◆ **Your goal**:
Find the word "title" in the material below and gather every line that contains it.

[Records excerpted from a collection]
————————
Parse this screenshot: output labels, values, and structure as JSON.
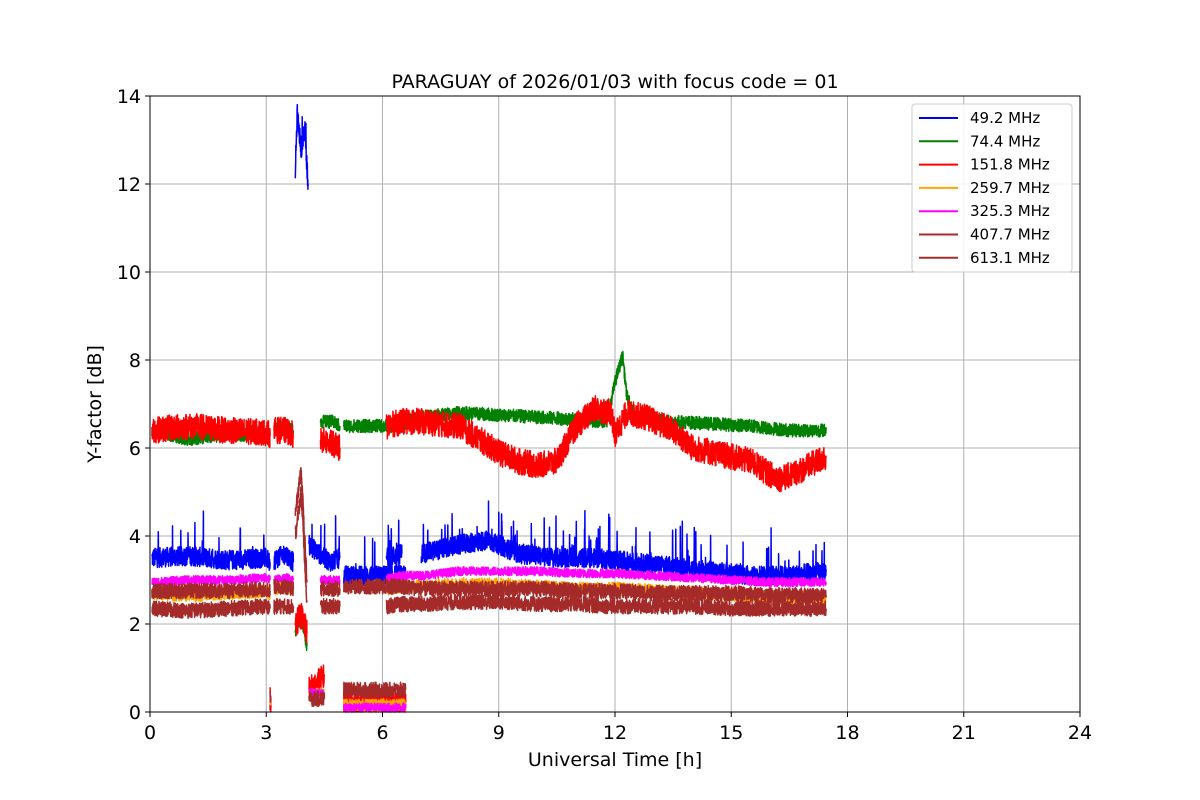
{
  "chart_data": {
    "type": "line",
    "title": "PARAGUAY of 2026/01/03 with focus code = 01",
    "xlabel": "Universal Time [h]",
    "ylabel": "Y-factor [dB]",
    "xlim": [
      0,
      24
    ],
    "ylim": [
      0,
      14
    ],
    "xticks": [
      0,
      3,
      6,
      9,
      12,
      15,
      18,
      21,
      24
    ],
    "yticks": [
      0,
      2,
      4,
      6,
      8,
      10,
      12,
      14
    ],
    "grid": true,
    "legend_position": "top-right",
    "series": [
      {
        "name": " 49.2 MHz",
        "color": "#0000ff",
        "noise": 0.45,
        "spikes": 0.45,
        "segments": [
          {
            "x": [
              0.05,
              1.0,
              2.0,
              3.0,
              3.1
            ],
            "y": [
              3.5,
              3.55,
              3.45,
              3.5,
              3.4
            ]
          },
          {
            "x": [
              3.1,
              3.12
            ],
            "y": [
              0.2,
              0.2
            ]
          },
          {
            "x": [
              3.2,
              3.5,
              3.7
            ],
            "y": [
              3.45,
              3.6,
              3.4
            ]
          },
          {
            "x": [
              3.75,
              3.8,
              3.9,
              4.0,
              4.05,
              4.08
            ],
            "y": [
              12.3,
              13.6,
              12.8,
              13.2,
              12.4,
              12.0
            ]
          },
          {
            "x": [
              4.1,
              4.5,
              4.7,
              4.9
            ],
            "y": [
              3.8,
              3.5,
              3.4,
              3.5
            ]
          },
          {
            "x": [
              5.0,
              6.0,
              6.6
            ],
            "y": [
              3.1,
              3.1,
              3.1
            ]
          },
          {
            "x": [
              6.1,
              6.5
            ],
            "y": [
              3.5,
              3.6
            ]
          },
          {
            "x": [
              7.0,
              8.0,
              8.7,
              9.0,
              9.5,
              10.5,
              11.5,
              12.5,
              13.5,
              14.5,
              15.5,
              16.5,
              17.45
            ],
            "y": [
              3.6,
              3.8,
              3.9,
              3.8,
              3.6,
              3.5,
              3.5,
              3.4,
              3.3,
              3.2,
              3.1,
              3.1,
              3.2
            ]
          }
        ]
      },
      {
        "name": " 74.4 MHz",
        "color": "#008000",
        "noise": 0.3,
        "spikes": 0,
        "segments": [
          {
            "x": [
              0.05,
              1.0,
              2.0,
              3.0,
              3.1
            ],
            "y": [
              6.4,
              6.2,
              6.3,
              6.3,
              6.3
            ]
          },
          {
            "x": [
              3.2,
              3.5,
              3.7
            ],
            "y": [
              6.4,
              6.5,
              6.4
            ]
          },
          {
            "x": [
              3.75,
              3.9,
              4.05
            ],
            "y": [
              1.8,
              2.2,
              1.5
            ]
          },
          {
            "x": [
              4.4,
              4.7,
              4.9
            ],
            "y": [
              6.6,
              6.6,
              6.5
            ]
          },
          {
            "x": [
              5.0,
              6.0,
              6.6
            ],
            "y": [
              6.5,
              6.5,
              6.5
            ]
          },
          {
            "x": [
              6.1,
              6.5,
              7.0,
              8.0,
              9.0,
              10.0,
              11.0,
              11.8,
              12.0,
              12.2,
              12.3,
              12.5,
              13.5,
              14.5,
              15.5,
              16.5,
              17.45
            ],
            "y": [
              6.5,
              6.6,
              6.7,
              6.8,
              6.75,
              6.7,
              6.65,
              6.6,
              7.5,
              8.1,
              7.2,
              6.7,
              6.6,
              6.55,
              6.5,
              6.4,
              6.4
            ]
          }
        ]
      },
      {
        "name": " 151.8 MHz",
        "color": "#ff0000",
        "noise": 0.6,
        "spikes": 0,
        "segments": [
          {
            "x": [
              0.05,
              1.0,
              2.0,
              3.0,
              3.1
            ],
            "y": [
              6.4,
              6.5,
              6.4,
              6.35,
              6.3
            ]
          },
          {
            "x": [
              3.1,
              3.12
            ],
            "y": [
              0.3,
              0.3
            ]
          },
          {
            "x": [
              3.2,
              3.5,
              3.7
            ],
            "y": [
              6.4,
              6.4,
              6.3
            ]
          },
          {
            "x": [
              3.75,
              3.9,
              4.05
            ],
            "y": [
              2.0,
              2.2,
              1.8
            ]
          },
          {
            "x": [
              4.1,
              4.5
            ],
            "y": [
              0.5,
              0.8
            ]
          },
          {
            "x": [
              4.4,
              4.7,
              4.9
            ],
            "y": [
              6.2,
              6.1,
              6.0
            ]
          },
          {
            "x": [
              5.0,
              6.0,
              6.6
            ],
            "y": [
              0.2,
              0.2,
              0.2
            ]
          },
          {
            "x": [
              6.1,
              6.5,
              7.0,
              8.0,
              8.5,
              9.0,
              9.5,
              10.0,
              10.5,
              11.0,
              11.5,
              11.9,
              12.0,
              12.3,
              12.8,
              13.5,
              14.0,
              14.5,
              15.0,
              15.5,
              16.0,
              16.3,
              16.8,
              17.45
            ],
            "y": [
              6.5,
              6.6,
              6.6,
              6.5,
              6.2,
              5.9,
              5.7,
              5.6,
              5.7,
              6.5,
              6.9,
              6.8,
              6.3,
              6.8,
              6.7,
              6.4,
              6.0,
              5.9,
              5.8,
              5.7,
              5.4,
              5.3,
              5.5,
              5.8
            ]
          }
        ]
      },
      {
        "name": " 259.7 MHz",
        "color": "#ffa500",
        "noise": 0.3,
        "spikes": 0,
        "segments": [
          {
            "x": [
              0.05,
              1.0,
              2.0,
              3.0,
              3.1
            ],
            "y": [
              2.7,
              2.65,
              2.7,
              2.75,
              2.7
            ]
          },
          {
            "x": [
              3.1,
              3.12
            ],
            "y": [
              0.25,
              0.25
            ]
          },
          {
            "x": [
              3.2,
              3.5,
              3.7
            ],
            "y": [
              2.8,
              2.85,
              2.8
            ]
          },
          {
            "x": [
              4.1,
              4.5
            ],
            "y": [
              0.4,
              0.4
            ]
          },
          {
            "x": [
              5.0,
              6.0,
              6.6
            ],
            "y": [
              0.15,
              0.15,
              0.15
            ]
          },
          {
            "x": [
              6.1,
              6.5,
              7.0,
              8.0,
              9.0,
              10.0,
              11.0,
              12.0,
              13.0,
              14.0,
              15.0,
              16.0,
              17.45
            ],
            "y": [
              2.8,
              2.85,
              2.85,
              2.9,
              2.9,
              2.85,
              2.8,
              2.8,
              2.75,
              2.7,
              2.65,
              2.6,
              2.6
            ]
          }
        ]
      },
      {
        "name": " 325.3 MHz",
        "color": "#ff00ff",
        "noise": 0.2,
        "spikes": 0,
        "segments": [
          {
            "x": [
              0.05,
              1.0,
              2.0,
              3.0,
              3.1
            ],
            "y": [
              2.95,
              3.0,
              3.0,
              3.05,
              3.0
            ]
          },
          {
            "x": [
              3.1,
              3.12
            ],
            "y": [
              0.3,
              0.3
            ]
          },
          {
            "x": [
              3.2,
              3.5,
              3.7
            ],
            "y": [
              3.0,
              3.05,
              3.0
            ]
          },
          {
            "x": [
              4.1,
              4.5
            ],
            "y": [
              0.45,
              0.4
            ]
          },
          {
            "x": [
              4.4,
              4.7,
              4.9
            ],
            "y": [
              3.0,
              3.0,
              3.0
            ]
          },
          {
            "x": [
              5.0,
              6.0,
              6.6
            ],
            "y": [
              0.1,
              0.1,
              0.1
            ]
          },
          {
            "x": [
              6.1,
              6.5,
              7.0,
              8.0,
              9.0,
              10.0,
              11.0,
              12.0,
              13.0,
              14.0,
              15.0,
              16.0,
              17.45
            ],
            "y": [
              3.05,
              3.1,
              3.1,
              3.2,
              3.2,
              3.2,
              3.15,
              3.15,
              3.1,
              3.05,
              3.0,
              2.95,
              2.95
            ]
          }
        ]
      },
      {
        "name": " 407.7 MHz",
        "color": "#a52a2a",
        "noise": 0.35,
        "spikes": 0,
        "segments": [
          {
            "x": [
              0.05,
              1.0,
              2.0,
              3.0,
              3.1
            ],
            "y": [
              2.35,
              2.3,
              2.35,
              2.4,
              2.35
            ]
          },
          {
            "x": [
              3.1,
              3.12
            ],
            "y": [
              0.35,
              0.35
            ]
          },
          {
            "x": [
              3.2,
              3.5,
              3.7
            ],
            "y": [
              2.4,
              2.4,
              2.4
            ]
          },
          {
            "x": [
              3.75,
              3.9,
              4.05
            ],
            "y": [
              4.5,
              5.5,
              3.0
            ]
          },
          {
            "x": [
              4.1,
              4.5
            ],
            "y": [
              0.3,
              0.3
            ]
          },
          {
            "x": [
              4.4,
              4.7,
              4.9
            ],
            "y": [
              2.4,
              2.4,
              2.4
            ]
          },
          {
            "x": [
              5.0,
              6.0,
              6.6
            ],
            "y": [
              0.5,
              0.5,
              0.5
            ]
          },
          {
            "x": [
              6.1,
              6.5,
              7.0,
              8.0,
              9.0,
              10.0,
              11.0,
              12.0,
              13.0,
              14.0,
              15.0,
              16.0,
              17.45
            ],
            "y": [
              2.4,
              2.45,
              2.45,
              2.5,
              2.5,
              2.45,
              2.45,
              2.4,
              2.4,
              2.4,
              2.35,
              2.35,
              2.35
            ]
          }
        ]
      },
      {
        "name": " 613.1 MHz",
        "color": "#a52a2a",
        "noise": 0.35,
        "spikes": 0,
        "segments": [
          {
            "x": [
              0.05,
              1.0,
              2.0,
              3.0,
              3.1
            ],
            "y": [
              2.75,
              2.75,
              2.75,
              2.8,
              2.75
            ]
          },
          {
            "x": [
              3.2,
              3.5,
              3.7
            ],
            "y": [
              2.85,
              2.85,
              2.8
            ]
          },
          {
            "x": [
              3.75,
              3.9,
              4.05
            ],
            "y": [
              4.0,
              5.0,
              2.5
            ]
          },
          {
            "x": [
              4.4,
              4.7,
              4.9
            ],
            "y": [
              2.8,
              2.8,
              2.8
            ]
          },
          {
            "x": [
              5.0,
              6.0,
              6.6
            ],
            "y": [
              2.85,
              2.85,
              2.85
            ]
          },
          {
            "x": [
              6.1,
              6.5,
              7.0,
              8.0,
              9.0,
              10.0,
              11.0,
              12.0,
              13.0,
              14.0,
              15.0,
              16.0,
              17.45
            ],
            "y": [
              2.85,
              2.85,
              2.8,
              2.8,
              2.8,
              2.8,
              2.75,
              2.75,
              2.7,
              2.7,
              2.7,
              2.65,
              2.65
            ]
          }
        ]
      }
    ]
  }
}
————————
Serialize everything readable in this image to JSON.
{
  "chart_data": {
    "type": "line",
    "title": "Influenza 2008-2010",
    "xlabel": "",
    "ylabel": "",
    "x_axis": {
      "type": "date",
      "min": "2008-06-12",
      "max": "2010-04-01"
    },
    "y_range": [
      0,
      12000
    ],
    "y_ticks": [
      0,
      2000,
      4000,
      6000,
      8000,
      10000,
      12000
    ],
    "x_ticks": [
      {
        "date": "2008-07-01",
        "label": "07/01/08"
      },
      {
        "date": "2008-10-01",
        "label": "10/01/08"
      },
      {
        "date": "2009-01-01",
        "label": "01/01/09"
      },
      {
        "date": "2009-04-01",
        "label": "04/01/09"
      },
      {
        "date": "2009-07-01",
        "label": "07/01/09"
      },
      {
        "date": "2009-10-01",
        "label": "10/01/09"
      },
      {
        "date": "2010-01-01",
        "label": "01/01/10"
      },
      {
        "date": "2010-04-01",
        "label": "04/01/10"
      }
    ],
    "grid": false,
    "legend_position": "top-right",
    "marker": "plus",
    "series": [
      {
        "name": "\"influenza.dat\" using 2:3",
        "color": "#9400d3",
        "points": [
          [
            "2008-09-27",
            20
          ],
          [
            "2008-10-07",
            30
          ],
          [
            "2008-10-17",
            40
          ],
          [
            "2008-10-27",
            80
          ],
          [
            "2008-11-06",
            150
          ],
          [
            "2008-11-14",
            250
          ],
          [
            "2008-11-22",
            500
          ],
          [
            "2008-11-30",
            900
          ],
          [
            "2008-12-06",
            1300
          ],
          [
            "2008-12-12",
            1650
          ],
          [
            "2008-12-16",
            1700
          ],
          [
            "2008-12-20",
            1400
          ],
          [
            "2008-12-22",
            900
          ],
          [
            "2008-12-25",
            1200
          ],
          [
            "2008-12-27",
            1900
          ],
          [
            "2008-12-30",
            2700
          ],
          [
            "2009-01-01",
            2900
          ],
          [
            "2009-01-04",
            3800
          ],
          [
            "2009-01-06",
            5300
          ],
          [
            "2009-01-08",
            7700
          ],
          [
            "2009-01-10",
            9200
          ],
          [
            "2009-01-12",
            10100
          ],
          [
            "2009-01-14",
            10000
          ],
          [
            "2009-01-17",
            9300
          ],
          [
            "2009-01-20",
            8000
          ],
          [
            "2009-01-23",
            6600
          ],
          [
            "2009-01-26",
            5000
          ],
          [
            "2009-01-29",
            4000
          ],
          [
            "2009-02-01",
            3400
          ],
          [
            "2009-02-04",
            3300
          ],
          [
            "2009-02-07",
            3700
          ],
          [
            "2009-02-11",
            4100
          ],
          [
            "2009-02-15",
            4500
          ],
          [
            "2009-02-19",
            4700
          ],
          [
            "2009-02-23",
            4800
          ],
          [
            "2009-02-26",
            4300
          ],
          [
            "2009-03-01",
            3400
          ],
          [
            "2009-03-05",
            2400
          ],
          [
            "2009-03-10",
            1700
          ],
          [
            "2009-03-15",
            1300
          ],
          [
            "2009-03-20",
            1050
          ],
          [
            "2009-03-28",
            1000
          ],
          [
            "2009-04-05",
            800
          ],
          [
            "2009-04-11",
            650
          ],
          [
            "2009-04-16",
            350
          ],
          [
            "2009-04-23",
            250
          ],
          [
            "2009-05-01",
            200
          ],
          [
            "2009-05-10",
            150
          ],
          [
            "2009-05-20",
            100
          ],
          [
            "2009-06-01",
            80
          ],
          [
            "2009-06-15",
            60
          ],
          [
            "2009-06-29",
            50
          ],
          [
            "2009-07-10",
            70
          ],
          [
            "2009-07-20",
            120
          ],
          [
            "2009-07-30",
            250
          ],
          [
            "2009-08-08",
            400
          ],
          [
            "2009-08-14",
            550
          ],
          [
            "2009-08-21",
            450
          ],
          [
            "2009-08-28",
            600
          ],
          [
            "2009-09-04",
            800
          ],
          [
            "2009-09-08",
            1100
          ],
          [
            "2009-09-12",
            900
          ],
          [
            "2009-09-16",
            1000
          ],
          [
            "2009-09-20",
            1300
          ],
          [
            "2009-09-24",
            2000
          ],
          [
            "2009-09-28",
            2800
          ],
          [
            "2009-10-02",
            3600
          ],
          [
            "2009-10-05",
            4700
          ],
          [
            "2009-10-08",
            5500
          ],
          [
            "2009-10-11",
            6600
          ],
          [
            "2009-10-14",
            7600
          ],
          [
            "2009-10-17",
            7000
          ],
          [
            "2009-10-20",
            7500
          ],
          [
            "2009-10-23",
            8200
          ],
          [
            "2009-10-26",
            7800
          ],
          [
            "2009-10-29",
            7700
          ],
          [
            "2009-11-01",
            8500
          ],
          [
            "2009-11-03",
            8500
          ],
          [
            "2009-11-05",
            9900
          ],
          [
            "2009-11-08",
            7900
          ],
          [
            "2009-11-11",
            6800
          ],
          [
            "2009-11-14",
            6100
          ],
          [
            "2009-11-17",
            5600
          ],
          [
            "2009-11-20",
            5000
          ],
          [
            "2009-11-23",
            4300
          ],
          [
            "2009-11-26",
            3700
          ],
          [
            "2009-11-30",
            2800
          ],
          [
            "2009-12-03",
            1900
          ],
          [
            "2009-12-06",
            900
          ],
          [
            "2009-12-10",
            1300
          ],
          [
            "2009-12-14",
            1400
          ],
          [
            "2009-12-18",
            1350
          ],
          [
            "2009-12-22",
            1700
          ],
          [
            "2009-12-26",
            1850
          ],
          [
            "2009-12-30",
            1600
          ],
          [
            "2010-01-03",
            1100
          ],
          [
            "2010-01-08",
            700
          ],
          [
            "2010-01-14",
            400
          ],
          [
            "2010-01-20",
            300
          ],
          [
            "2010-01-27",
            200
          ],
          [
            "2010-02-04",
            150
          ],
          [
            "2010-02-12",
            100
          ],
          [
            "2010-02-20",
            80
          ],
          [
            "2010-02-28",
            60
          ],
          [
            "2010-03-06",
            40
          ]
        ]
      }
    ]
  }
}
————————
◆ **Solved exercise**:
    "title": "PARAGUAY of 2026/01/03 with focus code = 01",
    "title": "Influenza 2008-2010",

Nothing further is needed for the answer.